━━━━━ Exercise material

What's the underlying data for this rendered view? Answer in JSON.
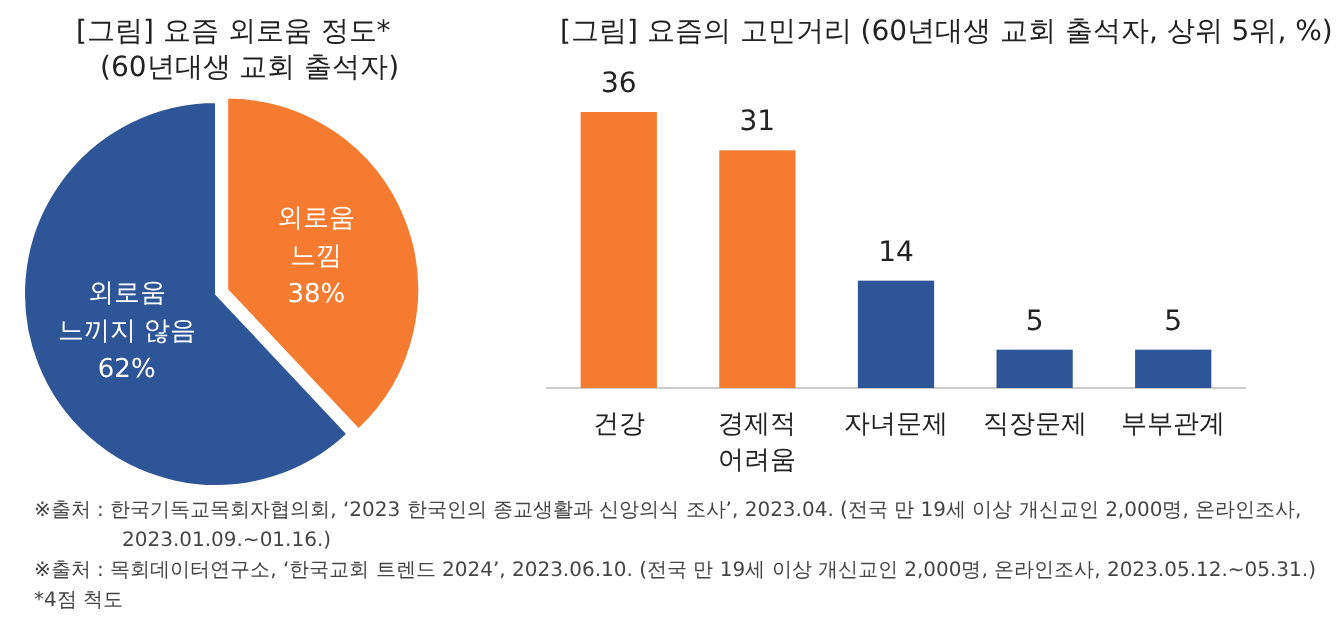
{
  "chart_data": [
    {
      "type": "pie",
      "title": "[그림] 요즘 외로움 정도*",
      "subtitle": "(60년대생 교회 출석자)",
      "categories": [
        "외로움\n느낌",
        "외로움\n느끼지 않음"
      ],
      "values": [
        38,
        62
      ],
      "value_labels": [
        "38%",
        "62%"
      ],
      "colors": [
        "#f47b2f",
        "#2e5597"
      ]
    },
    {
      "type": "bar",
      "title": "[그림] 요즘의 고민거리 (60년대생 교회 출석자, 상위 5위, %)",
      "categories": [
        "건강",
        "경제적\n어려움",
        "자녀문제",
        "직장문제",
        "부부관계"
      ],
      "values": [
        36,
        31,
        14,
        5,
        5
      ],
      "colors": [
        "#f47b2f",
        "#f47b2f",
        "#2e5597",
        "#2e5597",
        "#2e5597"
      ],
      "relative": false,
      "data_labels": true,
      "annotations": [
        "※출처 : 한국기독교목회자협의회, ‘2023 한국인의 종교생활과 신앙의식 조사’, 2023.04. (전국 만 19세 이상 개신교인 2,000명, 온라인조사,\n2023.01.09.~01.16.)",
        "※출처 : 목회데이터연구소, ‘한국교회 트렌드 2024’, 2023.06.10. (전국 만 19세 이상 개신교인 2,000명, 온라인조사, 2023.05.12.~05.31.)",
        "*4점 척도"
      ]
    }
  ]
}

━━━━━━━━━━

## Exercise details
Images do not belong in the copy; reproduce all other parts of the records above verbatim.

## Solution
What's the underlying data for this rendered view? Answer in JSON.
{
  "chart_data": [
    {
      "type": "pie",
      "title": "[그림] 요즘 외로움 정도*",
      "subtitle": "(60년대생 교회 출석자)",
      "categories": [
        "외로움\n느낌",
        "외로움\n느끼지 않음"
      ],
      "values": [
        38,
        62
      ],
      "value_labels": [
        "38%",
        "62%"
      ],
      "colors": [
        "#f47b2f",
        "#2e5597"
      ]
    },
    {
      "type": "bar",
      "title": "[그림] 요즘의 고민거리 (60년대생 교회 출석자, 상위 5위, %)",
      "categories": [
        "건강",
        "경제적\n어려움",
        "자녀문제",
        "직장문제",
        "부부관계"
      ],
      "values": [
        36,
        31,
        14,
        5,
        5
      ],
      "colors": [
        "#f47b2f",
        "#f47b2f",
        "#2e5597",
        "#2e5597",
        "#2e5597"
      ],
      "relative": false,
      "data_labels": true,
      "annotations": [
        "※출처 : 한국기독교목회자협의회, ‘2023 한국인의 종교생활과 신앙의식 조사’, 2023.04. (전국 만 19세 이상 개신교인 2,000명, 온라인조사,\n2023.01.09.~01.16.)",
        "※출처 : 목회데이터연구소, ‘한국교회 트렌드 2024’, 2023.06.10. (전국 만 19세 이상 개신교인 2,000명, 온라인조사, 2023.05.12.~05.31.)",
        "*4점 척도"
      ]
    }
  ]
}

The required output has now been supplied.